Short problem ▸ Extract every line below that contains the word "pris".

Saved data entries ▸
+-------+
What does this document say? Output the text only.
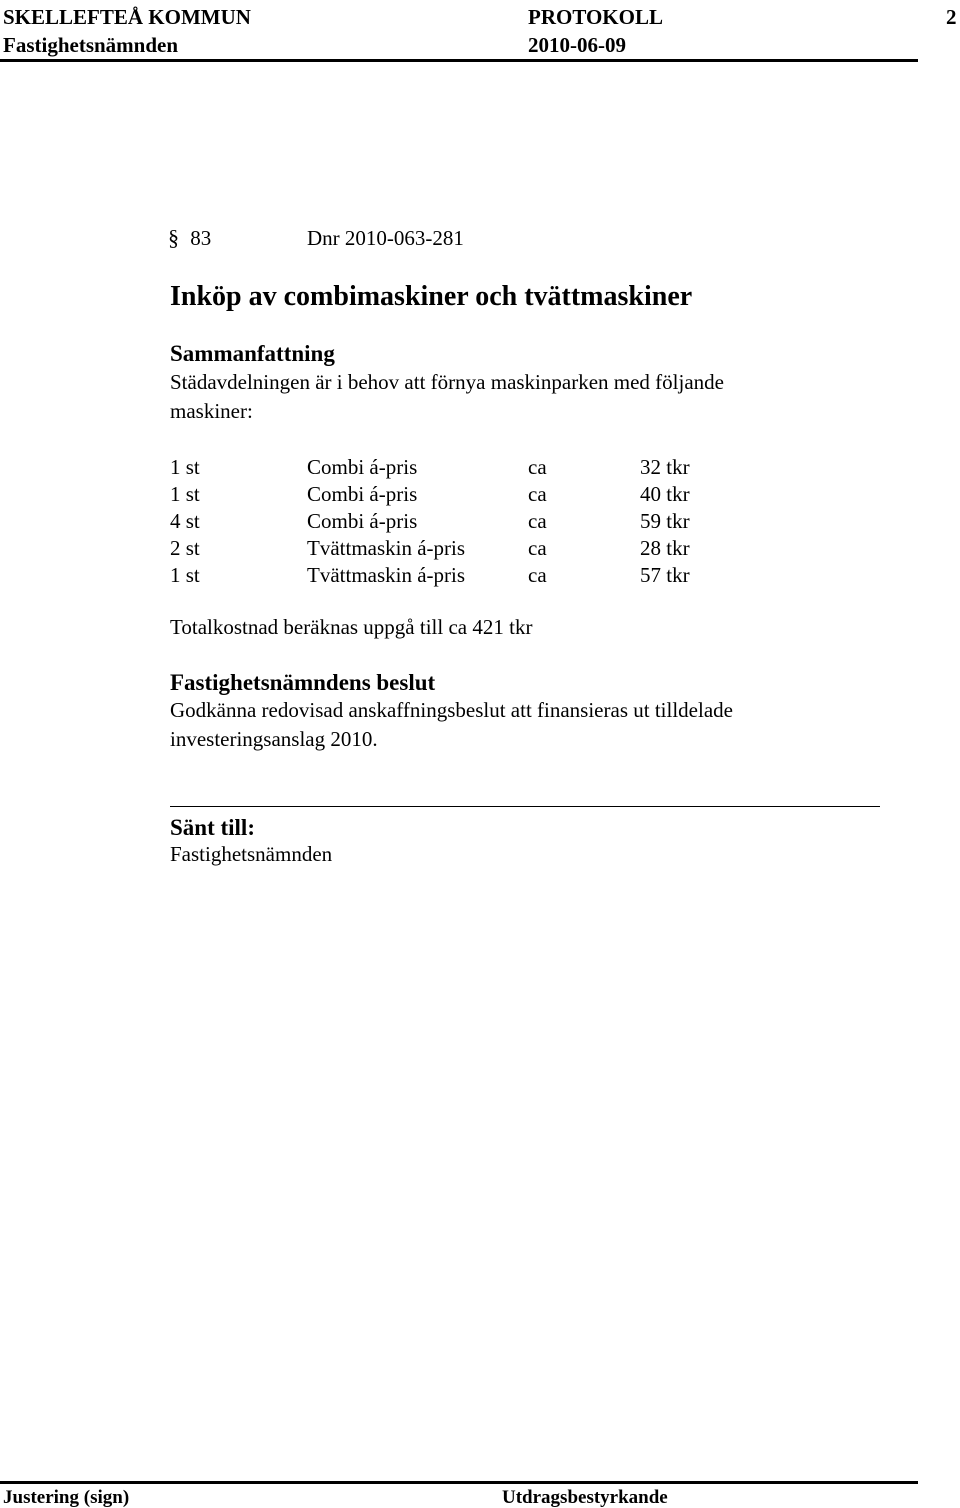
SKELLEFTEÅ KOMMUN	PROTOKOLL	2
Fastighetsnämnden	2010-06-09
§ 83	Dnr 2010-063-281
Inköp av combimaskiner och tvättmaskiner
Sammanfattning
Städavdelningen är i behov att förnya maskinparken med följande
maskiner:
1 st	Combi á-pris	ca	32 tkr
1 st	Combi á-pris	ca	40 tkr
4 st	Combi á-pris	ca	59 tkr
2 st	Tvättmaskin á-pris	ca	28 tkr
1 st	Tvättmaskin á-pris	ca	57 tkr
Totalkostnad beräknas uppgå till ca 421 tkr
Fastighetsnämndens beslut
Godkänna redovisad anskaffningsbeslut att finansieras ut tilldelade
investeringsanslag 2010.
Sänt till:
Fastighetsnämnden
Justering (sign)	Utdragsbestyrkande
+-------+
Solution below ▸
1 st	Combi á-pris	ca	32 tkr
1 st	Combi á-pris	ca	40 tkr
4 st	Combi á-pris	ca	59 tkr
2 st	Tvättmaskin á-pris	ca	28 tkr
1 st	Tvättmaskin á-pris	ca	57 tkr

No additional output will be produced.